┌──

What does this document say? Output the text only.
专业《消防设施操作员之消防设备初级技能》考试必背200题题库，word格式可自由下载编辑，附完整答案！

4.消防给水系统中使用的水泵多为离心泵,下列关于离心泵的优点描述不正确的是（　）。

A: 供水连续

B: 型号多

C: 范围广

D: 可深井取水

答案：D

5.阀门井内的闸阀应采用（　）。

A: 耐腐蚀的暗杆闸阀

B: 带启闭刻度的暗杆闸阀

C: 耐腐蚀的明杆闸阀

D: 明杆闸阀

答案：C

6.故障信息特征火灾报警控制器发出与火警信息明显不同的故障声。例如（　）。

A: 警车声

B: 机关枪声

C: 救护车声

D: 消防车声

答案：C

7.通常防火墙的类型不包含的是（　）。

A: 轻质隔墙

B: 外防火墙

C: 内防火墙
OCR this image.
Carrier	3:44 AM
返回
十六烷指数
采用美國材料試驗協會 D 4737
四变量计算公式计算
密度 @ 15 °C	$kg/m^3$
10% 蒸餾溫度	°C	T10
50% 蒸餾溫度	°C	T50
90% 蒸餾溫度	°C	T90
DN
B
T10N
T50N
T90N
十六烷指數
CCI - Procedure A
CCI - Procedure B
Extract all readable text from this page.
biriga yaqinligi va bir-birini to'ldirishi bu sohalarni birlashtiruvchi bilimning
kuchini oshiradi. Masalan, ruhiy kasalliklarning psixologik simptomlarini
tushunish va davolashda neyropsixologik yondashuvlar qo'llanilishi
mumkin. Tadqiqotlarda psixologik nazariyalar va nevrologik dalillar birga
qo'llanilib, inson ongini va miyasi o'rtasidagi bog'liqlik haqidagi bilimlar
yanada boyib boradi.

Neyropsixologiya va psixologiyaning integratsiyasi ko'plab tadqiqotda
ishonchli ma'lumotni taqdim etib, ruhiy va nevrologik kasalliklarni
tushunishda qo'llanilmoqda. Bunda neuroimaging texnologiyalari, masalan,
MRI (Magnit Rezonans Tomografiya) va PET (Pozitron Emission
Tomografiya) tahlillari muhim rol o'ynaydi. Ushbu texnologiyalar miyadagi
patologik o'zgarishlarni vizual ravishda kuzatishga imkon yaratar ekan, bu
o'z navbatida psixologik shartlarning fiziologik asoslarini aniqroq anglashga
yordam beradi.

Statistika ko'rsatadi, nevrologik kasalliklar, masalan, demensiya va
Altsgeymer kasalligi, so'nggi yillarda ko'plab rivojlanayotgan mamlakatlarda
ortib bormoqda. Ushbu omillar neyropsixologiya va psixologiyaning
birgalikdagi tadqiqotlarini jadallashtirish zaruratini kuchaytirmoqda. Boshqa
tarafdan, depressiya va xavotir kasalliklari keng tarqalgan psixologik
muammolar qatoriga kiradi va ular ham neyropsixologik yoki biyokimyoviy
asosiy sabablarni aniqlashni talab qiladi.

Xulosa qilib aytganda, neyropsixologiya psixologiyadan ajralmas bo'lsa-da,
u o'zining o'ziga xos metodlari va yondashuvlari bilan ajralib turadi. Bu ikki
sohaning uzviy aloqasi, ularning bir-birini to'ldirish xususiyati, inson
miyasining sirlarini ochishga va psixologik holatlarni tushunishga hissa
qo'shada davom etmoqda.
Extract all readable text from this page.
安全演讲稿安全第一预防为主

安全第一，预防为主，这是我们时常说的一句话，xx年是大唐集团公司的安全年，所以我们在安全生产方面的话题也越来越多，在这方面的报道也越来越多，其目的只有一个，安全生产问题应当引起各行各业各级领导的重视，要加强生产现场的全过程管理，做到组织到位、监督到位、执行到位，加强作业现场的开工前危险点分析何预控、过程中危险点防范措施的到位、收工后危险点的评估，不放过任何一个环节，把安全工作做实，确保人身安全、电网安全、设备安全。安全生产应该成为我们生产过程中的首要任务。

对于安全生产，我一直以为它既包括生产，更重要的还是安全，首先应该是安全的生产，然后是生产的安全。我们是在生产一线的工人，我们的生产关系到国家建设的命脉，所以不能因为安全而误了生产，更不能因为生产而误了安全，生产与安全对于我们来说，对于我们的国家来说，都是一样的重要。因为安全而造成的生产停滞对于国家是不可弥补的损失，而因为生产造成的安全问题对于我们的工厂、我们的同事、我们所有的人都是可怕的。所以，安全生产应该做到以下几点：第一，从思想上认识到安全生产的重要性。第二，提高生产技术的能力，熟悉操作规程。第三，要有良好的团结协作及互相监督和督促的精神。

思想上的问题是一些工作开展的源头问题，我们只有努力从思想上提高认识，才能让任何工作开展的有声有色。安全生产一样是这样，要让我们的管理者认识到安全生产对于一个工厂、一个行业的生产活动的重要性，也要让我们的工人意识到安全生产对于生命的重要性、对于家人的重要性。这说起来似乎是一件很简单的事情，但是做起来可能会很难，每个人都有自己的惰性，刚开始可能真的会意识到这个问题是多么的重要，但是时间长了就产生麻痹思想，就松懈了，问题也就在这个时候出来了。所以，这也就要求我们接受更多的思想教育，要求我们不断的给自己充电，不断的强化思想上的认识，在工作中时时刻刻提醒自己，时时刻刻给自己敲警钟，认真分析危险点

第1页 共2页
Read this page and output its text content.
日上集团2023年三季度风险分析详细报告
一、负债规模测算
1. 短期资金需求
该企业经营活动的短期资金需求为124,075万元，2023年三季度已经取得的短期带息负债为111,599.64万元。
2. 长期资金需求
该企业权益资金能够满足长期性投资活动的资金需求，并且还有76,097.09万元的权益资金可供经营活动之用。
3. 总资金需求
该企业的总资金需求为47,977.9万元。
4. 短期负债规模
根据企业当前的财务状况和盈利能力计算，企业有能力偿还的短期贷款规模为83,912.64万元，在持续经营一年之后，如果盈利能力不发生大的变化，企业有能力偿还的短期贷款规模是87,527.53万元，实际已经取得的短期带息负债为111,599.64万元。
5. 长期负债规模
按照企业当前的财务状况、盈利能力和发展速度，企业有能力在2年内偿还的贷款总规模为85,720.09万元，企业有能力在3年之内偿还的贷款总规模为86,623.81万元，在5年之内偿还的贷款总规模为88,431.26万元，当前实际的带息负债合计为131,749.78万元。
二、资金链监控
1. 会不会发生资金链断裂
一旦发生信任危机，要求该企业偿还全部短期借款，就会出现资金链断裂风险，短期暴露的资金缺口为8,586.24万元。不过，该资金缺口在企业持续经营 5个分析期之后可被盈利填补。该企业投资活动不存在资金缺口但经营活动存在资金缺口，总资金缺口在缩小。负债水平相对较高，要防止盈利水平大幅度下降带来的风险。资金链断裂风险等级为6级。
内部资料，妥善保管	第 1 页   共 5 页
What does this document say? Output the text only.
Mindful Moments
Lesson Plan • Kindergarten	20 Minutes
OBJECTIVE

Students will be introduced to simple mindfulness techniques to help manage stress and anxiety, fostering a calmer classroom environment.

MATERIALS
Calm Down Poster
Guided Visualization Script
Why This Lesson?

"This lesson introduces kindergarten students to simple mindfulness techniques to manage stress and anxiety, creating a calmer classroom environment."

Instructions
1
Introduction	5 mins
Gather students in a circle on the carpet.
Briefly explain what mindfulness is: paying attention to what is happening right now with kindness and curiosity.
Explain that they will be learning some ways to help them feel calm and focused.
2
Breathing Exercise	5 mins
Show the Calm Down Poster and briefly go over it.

└──

• _What is being asked_:
Retype the whole listing above exactly.

• _Output for this task_:
What does this document say? Output the text only.
专业《消防设施操作员之消防设备初级技能》考试必背200题题库，word格式可自由下载编辑，附完整答案！

4.消防给水系统中使用的水泵多为离心泵,下列关于离心泵的优点描述不正确的是（　）。

A: 供水连续

B: 型号多

C: 范围广

D: 可深井取水

答案：D

5.阀门井内的闸阀应采用（　）。

A: 耐腐蚀的暗杆闸阀

B: 带启闭刻度的暗杆闸阀

C: 耐腐蚀的明杆闸阀

D: 明杆闸阀

答案：C

6.故障信息特征火灾报警控制器发出与火警信息明显不同的故障声。例如（　）。

A: 警车声

B: 机关枪声

C: 救护车声

D: 消防车声

答案：C

7.通常防火墙的类型不包含的是（　）。

A: 轻质隔墙

B: 外防火墙

C: 内防火墙
OCR this image.
Carrier	3:44 AM
返回
十六烷指数
采用美國材料試驗協會 D 4737
四变量计算公式计算
密度 @ 15 °C	$kg/m^3$
10% 蒸餾溫度	°C	T10
50% 蒸餾溫度	°C	T50
90% 蒸餾溫度	°C	T90
DN
B
T10N
T50N
T90N
十六烷指數
CCI - Procedure A
CCI - Procedure B
Extract all readable text from this page.
biriga yaqinligi va bir-birini to'ldirishi bu sohalarni birlashtiruvchi bilimning
kuchini oshiradi. Masalan, ruhiy kasalliklarning psixologik simptomlarini
tushunish va davolashda neyropsixologik yondashuvlar qo'llanilishi
mumkin. Tadqiqotlarda psixologik nazariyalar va nevrologik dalillar birga
qo'llanilib, inson ongini va miyasi o'rtasidagi bog'liqlik haqidagi bilimlar
yanada boyib boradi.

Neyropsixologiya va psixologiyaning integratsiyasi ko'plab tadqiqotda
ishonchli ma'lumotni taqdim etib, ruhiy va nevrologik kasalliklarni
tushunishda qo'llanilmoqda. Bunda neuroimaging texnologiyalari, masalan,
MRI (Magnit Rezonans Tomografiya) va PET (Pozitron Emission
Tomografiya) tahlillari muhim rol o'ynaydi. Ushbu texnologiyalar miyadagi
patologik o'zgarishlarni vizual ravishda kuzatishga imkon yaratar ekan, bu
o'z navbatida psixologik shartlarning fiziologik asoslarini aniqroq anglashga
yordam beradi.

Statistika ko'rsatadi, nevrologik kasalliklar, masalan, demensiya va
Altsgeymer kasalligi, so'nggi yillarda ko'plab rivojlanayotgan mamlakatlarda
ortib bormoqda. Ushbu omillar neyropsixologiya va psixologiyaning
birgalikdagi tadqiqotlarini jadallashtirish zaruratini kuchaytirmoqda. Boshqa
tarafdan, depressiya va xavotir kasalliklari keng tarqalgan psixologik
muammolar qatoriga kiradi va ular ham neyropsixologik yoki biyokimyoviy
asosiy sabablarni aniqlashni talab qiladi.

Xulosa qilib aytganda, neyropsixologiya psixologiyadan ajralmas bo'lsa-da,
u o'zining o'ziga xos metodlari va yondashuvlari bilan ajralib turadi. Bu ikki
sohaning uzviy aloqasi, ularning bir-birini to'ldirish xususiyati, inson
miyasining sirlarini ochishga va psixologik holatlarni tushunishga hissa
qo'shada davom etmoqda.
Extract all readable text from this page.
安全演讲稿安全第一预防为主

安全第一，预防为主，这是我们时常说的一句话，xx年是大唐集团公司的安全年，所以我们在安全生产方面的话题也越来越多，在这方面的报道也越来越多，其目的只有一个，安全生产问题应当引起各行各业各级领导的重视，要加强生产现场的全过程管理，做到组织到位、监督到位、执行到位，加强作业现场的开工前危险点分析何预控、过程中危险点防范措施的到位、收工后危险点的评估，不放过任何一个环节，把安全工作做实，确保人身安全、电网安全、设备安全。安全生产应该成为我们生产过程中的首要任务。

对于安全生产，我一直以为它既包括生产，更重要的还是安全，首先应该是安全的生产，然后是生产的安全。我们是在生产一线的工人，我们的生产关系到国家建设的命脉，所以不能因为安全而误了生产，更不能因为生产而误了安全，生产与安全对于我们来说，对于我们的国家来说，都是一样的重要。因为安全而造成的生产停滞对于国家是不可弥补的损失，而因为生产造成的安全问题对于我们的工厂、我们的同事、我们所有的人都是可怕的。所以，安全生产应该做到以下几点：第一，从思想上认识到安全生产的重要性。第二，提高生产技术的能力，熟悉操作规程。第三，要有良好的团结协作及互相监督和督促的精神。

思想上的问题是一些工作开展的源头问题，我们只有努力从思想上提高认识，才能让任何工作开展的有声有色。安全生产一样是这样，要让我们的管理者认识到安全生产对于一个工厂、一个行业的生产活动的重要性，也要让我们的工人意识到安全生产对于生命的重要性、对于家人的重要性。这说起来似乎是一件很简单的事情，但是做起来可能会很难，每个人都有自己的惰性，刚开始可能真的会意识到这个问题是多么的重要，但是时间长了就产生麻痹思想，就松懈了，问题也就在这个时候出来了。所以，这也就要求我们接受更多的思想教育，要求我们不断的给自己充电，不断的强化思想上的认识，在工作中时时刻刻提醒自己，时时刻刻给自己敲警钟，认真分析危险点

第1页 共2页
Read this page and output its text content.
日上集团2023年三季度风险分析详细报告
一、负债规模测算
1. 短期资金需求
该企业经营活动的短期资金需求为124,075万元，2023年三季度已经取得的短期带息负债为111,599.64万元。
2. 长期资金需求
该企业权益资金能够满足长期性投资活动的资金需求，并且还有76,097.09万元的权益资金可供经营活动之用。
3. 总资金需求
该企业的总资金需求为47,977.9万元。
4. 短期负债规模
根据企业当前的财务状况和盈利能力计算，企业有能力偿还的短期贷款规模为83,912.64万元，在持续经营一年之后，如果盈利能力不发生大的变化，企业有能力偿还的短期贷款规模是87,527.53万元，实际已经取得的短期带息负债为111,599.64万元。
5. 长期负债规模
按照企业当前的财务状况、盈利能力和发展速度，企业有能力在2年内偿还的贷款总规模为85,720.09万元，企业有能力在3年之内偿还的贷款总规模为86,623.81万元，在5年之内偿还的贷款总规模为88,431.26万元，当前实际的带息负债合计为131,749.78万元。
二、资金链监控
1. 会不会发生资金链断裂
一旦发生信任危机，要求该企业偿还全部短期借款，就会出现资金链断裂风险，短期暴露的资金缺口为8,586.24万元。不过，该资金缺口在企业持续经营 5个分析期之后可被盈利填补。该企业投资活动不存在资金缺口但经营活动存在资金缺口，总资金缺口在缩小。负债水平相对较高，要防止盈利水平大幅度下降带来的风险。资金链断裂风险等级为6级。
内部资料，妥善保管	第 1 页   共 5 页
What does this document say? Output the text only.
Mindful Moments
Lesson Plan • Kindergarten	20 Minutes
OBJECTIVE

Students will be introduced to simple mindfulness techniques to help manage stress and anxiety, fostering a calmer classroom environment.

MATERIALS
Calm Down Poster
Guided Visualization Script
Why This Lesson?

"This lesson introduces kindergarten students to simple mindfulness techniques to manage stress and anxiety, creating a calmer classroom environment."

Instructions
1
Introduction	5 mins
Gather students in a circle on the carpet.
Briefly explain what mindfulness is: paying attention to what is happening right now with kindness and curiosity.
Explain that they will be learning some ways to help them feel calm and focused.
2
Breathing Exercise	5 mins
Show the Calm Down Poster and briefly go over it.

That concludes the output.